**TASK INSTRUCTIONS**.
1 - In the passage below on Anne's regency, list every office or position that someone becomes or is appointed to, each paired with the person who holds it.
2 - Translate this sentence from the passage below on Anne's regency into Spanish: "Not being a holy man himself, Cardinal Mazarin couldn't allow that."

**TEXT TO READ**.
Because of his youth, his mother quickly became the regent and ruled in his stead, an unstable business because both the queen and her first minister were foreigners, and though the people loved them for the moment, that could quickly change. French nationalists like the prince de Condé resented their coming to power and schemed voraciously in the background. The duc d’Orléans pretended to be upset by the regency and was ready to go to war over it, but then the queen made him the lieutenant general of France, and he went away happy. The prince de Condé became the president of the King’s Council, and even he stopped grumbling for a time.
On Monday, May 18, the Parlement de Paris assembled to register Anne’s regency, which they did quickly, with pomp and flourishes and plenty of references to the will of God. The queen immediately called the exiles home, freed the political prisoners, and even pardoned many criminals. Those who had lost their jobs under Richelieu were soon given new employment, and all requests were granted.36 Three days later, Anne named Cardinal Mazarin to be her chief minister, and no one was surprised, though everyone at court and out of court knew him for what he was—Richelieu’s creature—and hated him.
At first, painfully aware of her dead husband’s shortcomings, especially his constant deferral to Richelieu, the queen tried to rule in her own right, and rule by Christian principles. Not being a holy man himself, Cardinal Mazarin couldn’t allow that. He had other ideas, and immediately set clandestine schemes running through the palace to undermine the queen and to maneuver her power away from her. Like his predecessor, Richelieu, he wanted no restrictions on his own power, but unlike Richelieu, he had little conscience, and sought his own glory over the welfare of the nation.

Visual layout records
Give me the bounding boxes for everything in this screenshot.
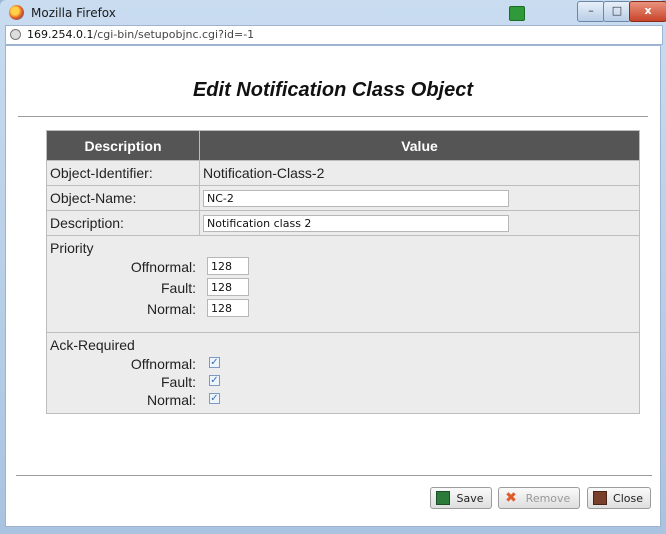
remove-button[interactable]: ✖ Remove [498, 487, 580, 509]
firefox-icon [9, 5, 24, 20]
globe-icon [10, 29, 21, 40]
footer-divider [16, 475, 652, 476]
page-content: Edit Notification Class Object Descripti… [5, 45, 661, 527]
url-path: /cgi-bin/setupobjnc.cgi?id=-1 [93, 28, 255, 41]
ack-normal-checkbox[interactable]: ✓ [209, 393, 220, 404]
ack-offnormal-label: Offnormal: [130, 356, 196, 372]
title-divider [18, 116, 648, 117]
ack-offnormal-checkbox[interactable]: ✓ [209, 357, 220, 368]
ack-required-title: Ack-Required [50, 337, 135, 353]
priority-normal-input[interactable] [207, 299, 249, 317]
properties-table: Description Value Object-Identifier: Not… [46, 130, 640, 414]
priority-section: Priority Offnormal: Fault: Normal: [46, 235, 640, 333]
object-name-input[interactable] [203, 190, 509, 207]
save-icon [436, 491, 450, 505]
network-icon [509, 6, 525, 21]
header-value: Value [199, 130, 640, 161]
window-title: Mozilla Firefox [31, 6, 116, 20]
header-description: Description [46, 130, 200, 161]
close-icon [593, 491, 607, 505]
ack-required-section: Ack-Required Offnormal: ✓ Fault: ✓ Norma… [46, 332, 640, 414]
priority-fault-label: Fault: [160, 280, 196, 296]
table-header-row: Description Value [46, 130, 640, 161]
remove-icon: ✖ [505, 490, 517, 506]
minimize-button[interactable]: – [577, 1, 605, 22]
description-label: Description: [46, 210, 200, 236]
url-host: 169.254.0.1 [27, 28, 94, 41]
close-button[interactable]: Close [587, 487, 651, 509]
priority-offnormal-input[interactable] [207, 257, 249, 275]
priority-normal-row: Normal: [50, 298, 636, 319]
title-bar: Mozilla Firefox – □ x [0, 0, 666, 26]
ack-fault-row: Fault: ✓ [50, 371, 636, 390]
table-row: Description: [46, 210, 640, 236]
ack-fault-checkbox[interactable]: ✓ [209, 375, 220, 386]
object-identifier-label: Object-Identifier: [46, 160, 200, 186]
priority-title: Priority [50, 240, 94, 256]
save-button[interactable]: Save [430, 487, 492, 509]
table-row: Object-Identifier: Notification-Class-2 [46, 160, 640, 186]
close-label: Close [613, 492, 643, 505]
object-name-label: Object-Name: [46, 185, 200, 211]
description-input[interactable] [203, 215, 509, 232]
url-text: 169.254.0.1/cgi-bin/setupobjnc.cgi?id=-1 [27, 28, 254, 41]
priority-fault-input[interactable] [207, 278, 249, 296]
remove-label: Remove [525, 492, 571, 505]
priority-offnormal-row: Offnormal: [50, 256, 636, 277]
maximize-button[interactable]: □ [603, 1, 631, 22]
priority-offnormal-label: Offnormal: [130, 259, 196, 275]
ack-normal-label: Normal: [146, 392, 196, 408]
priority-fault-row: Fault: [50, 277, 636, 298]
ack-normal-row: Normal: ✓ [50, 389, 636, 408]
object-identifier-value: Notification-Class-2 [199, 160, 640, 186]
close-window-button[interactable]: x [629, 1, 666, 22]
ack-fault-label: Fault: [160, 374, 196, 390]
browser-window: Mozilla Firefox – □ x 169.254.0.1/cgi-bi… [0, 0, 666, 534]
address-bar[interactable]: 169.254.0.1/cgi-bin/setupobjnc.cgi?id=-1 [5, 25, 663, 45]
page-title: Edit Notification Class Object [192, 79, 474, 101]
priority-normal-label: Normal: [146, 301, 196, 317]
table-row: Object-Name: [46, 185, 640, 211]
ack-offnormal-row: Offnormal: ✓ [50, 353, 636, 372]
save-label: Save [456, 492, 484, 505]
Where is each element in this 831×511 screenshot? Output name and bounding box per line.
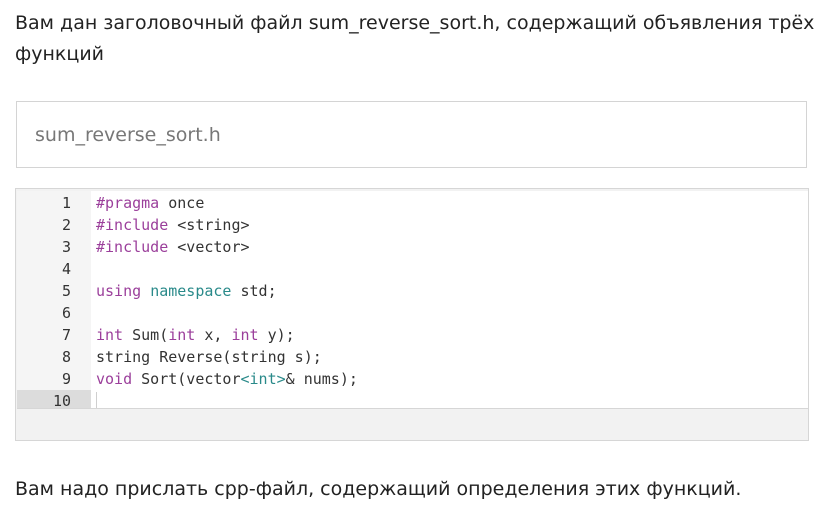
code-token: Sort(vector xyxy=(132,370,241,388)
code-text: using namespace std; xyxy=(96,280,277,302)
code-token: Sum( xyxy=(123,326,169,344)
code-line[interactable]: 1 #pragma once xyxy=(17,192,808,214)
code-keyword: int xyxy=(231,326,259,344)
code-token: x, xyxy=(195,326,232,344)
code-line[interactable]: 5 using namespace std; xyxy=(17,280,808,302)
code-keyword: <int> xyxy=(240,370,286,388)
code-line[interactable]: 3 #include <vector> xyxy=(17,236,808,258)
code-token: <vector> xyxy=(168,238,250,256)
code-keyword: int xyxy=(96,326,124,344)
code-text: #pragma once xyxy=(96,192,204,214)
code-line[interactable]: 8 string Reverse(string s); xyxy=(17,346,808,368)
code-text: void Sort(vector<int>& nums); xyxy=(96,368,358,390)
code-token: & nums); xyxy=(285,370,358,388)
code-keyword: using xyxy=(96,282,142,300)
code-keyword: void xyxy=(96,370,133,388)
code-block: 1 #pragma once 2 #include <string> 3 #include… xyxy=(15,188,809,441)
code-editor[interactable]: 1 #pragma once 2 #include <string> 3 #include… xyxy=(17,191,808,409)
code-line[interactable]: 7 int Sum(int x, int y); xyxy=(17,324,808,346)
line-number: 8 xyxy=(61,348,71,366)
code-text: int Sum(int x, int y); xyxy=(96,324,295,346)
code-line[interactable]: 6 xyxy=(17,302,808,324)
file-name-panel: sum_reverse_sort.h xyxy=(16,101,807,168)
code-keyword: namespace xyxy=(150,282,232,300)
line-number: 7 xyxy=(61,326,71,344)
code-line[interactable]: 2 #include <string> xyxy=(17,214,808,236)
line-number: 1 xyxy=(61,194,71,212)
code-text: #include <string> xyxy=(96,214,250,236)
code-keyword: #include xyxy=(96,238,169,256)
file-name: sum_reverse_sort.h xyxy=(35,124,221,146)
code-keyword: #include xyxy=(96,216,169,234)
line-number: 9 xyxy=(61,370,71,388)
outro-paragraph: Вам надо прислать cpp-файл, содержащий о… xyxy=(15,478,742,500)
code-line[interactable]: 4 xyxy=(17,258,808,280)
code-text: string Reverse(string s); xyxy=(96,346,322,368)
line-number: 5 xyxy=(61,282,71,300)
intro-paragraph: Вам дан заголовочный файл sum_reverse_so… xyxy=(15,12,815,65)
code-text: #include <vector> xyxy=(96,236,250,258)
code-token: once xyxy=(159,194,205,212)
code-token: string Reverse(string s); xyxy=(96,348,322,366)
code-keyword: int xyxy=(168,326,196,344)
line-number: 10 xyxy=(17,390,91,408)
line-number: 3 xyxy=(61,238,71,256)
text-cursor xyxy=(96,392,97,408)
code-keyword: #pragma xyxy=(96,194,160,212)
code-line[interactable]: 9 void Sort(vector<int>& nums); xyxy=(17,368,808,390)
line-number: 2 xyxy=(61,216,71,234)
line-number: 6 xyxy=(61,304,71,322)
code-line[interactable]: 10 xyxy=(17,390,808,408)
code-token: std; xyxy=(231,282,277,300)
line-number: 4 xyxy=(61,260,71,278)
code-token: y); xyxy=(258,326,295,344)
code-token: <string> xyxy=(168,216,250,234)
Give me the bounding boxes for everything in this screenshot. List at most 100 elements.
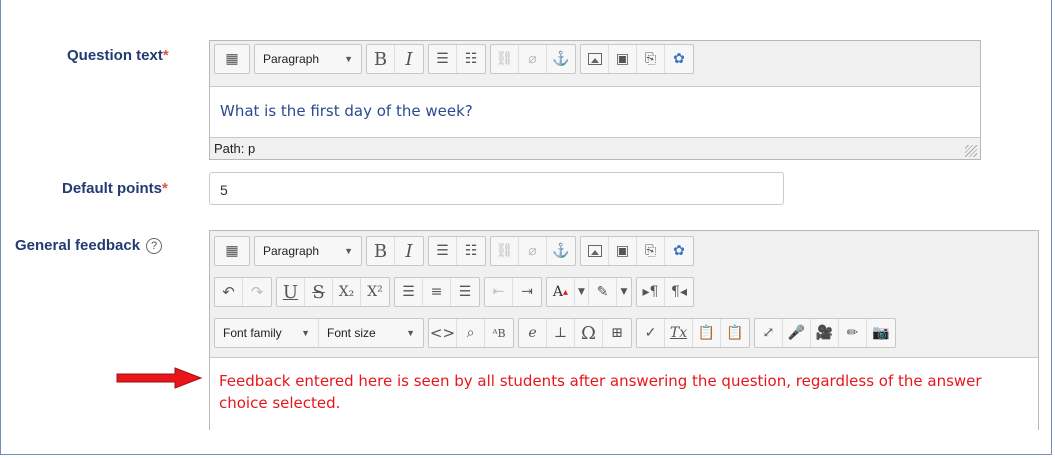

**RESPONSES IN ORDER**.
1 -
- Regent: the queen (Anne)
- Lieutenant general of France: the duc d'Orléans
- President of the King's Council: the prince de Condé
- Chief minister: Cardinal Mazarin

2 - Como él mismo no era un hombre santo, el cardenal Mazarino no podía permitir eso.